[Spatial annotation entries]
## BEGIN

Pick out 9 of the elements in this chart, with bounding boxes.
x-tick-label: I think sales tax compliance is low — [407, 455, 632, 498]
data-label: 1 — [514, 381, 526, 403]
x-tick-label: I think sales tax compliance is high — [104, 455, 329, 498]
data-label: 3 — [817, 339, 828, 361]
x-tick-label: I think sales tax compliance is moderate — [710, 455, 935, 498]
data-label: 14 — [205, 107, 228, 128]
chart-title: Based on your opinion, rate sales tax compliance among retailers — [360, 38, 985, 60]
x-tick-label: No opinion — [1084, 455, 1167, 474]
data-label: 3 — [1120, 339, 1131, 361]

## END

*SHORT EXERCISE*.
Rewrite the records from the first line through the line with "data-label: 3 — [817, 339, 828, 361]", swapping "sales tax" for "use tax" and keeping everything else unchanged.

*FINAL ANSWER*.
Pick out 9 of the elements in this chart, with bounding boxes.
x-tick-label: I think use tax compliance is low — [407, 455, 632, 498]
data-label: 1 — [514, 381, 526, 403]
x-tick-label: I think use tax compliance is high — [104, 455, 329, 498]
data-label: 3 — [817, 339, 828, 361]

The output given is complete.